(Records from a dataset)
--- START ---

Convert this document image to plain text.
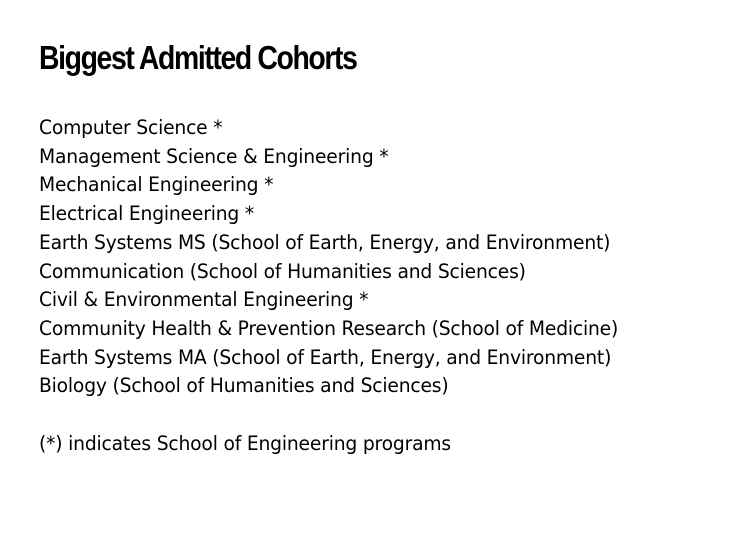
Biggest Admitted Cohorts
Computer Science *
Management Science & Engineering *
Mechanical Engineering *
Electrical Engineering *
Earth Systems MS (School of Earth, Energy, and Environment)
Communication (School of Humanities and Sciences)
Civil & Environmental Engineering *
Community Health & Prevention Research (School of Medicine)
Earth Systems MA (School of Earth, Energy, and Environment)
Biology (School of Humanities and Sciences)

(*) indicates School of Engineering programs
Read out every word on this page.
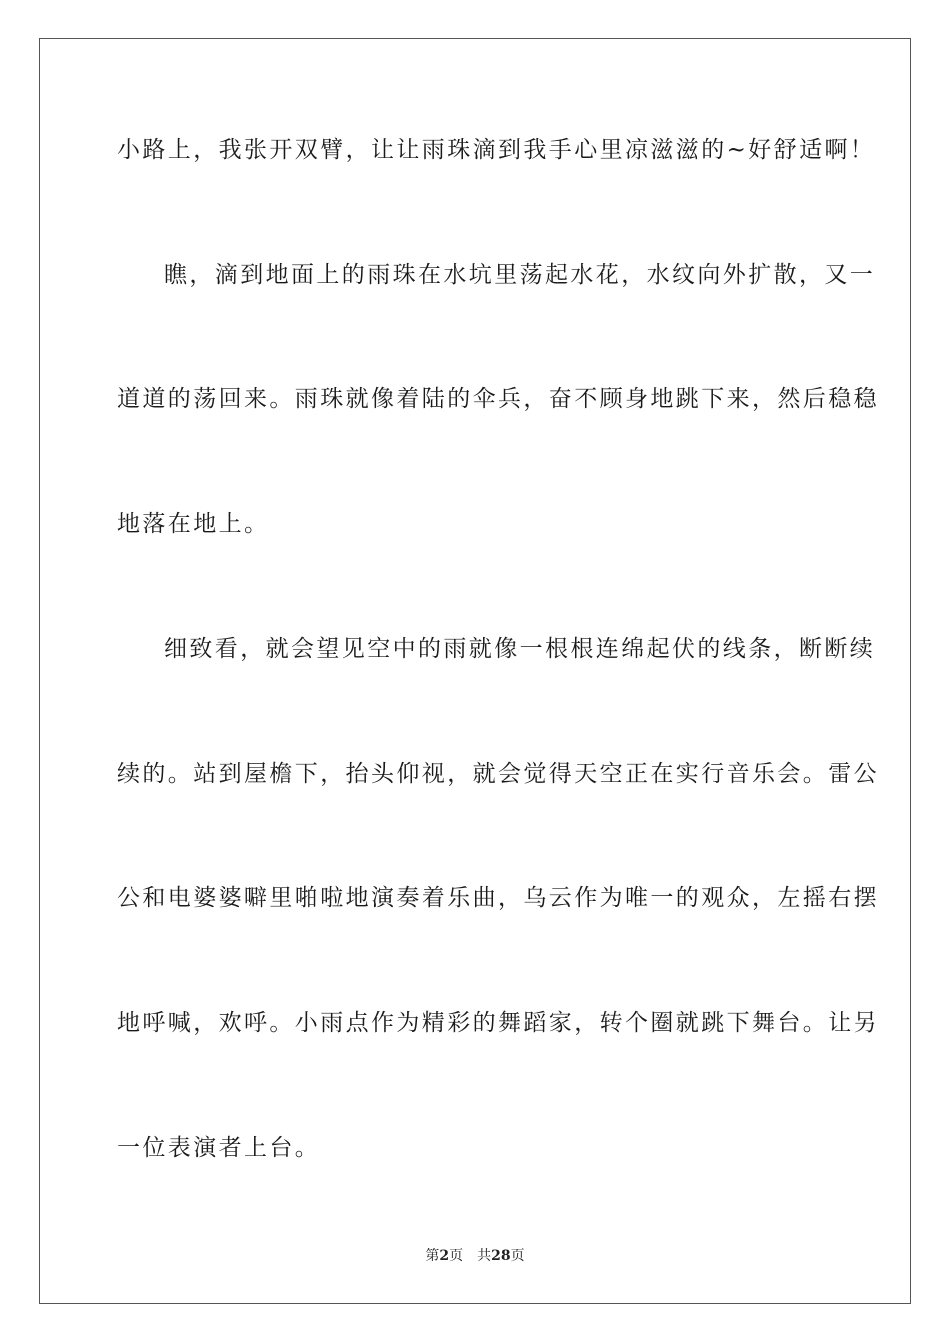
小路上，我张开双臂，让让雨珠滴到我手心里凉滋滋的~好舒适啊！
瞧，滴到地面上的雨珠在水坑里荡起水花，水纹向外扩散，又一
道道的荡回来。雨珠就像着陆的伞兵，奋不顾身地跳下来，然后稳稳
地落在地上。
细致看，就会望见空中的雨就像一根根连绵起伏的线条，断断续
续的。站到屋檐下，抬头仰视，就会觉得天空正在实行音乐会。雷公
公和电婆婆噼里啪啦地演奏着乐曲，乌云作为唯一的观众，左摇右摆
地呼喊，欢呼。小雨点作为精彩的舞蹈家，转个圈就跳下舞台。让另
一位表演者上台。
第2页 共28页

--- END ---

What is expected: Search the entries for the word "this" and copy every line that has it.

Completed task:
Convert this document image to plain text.
Read out every word on this page.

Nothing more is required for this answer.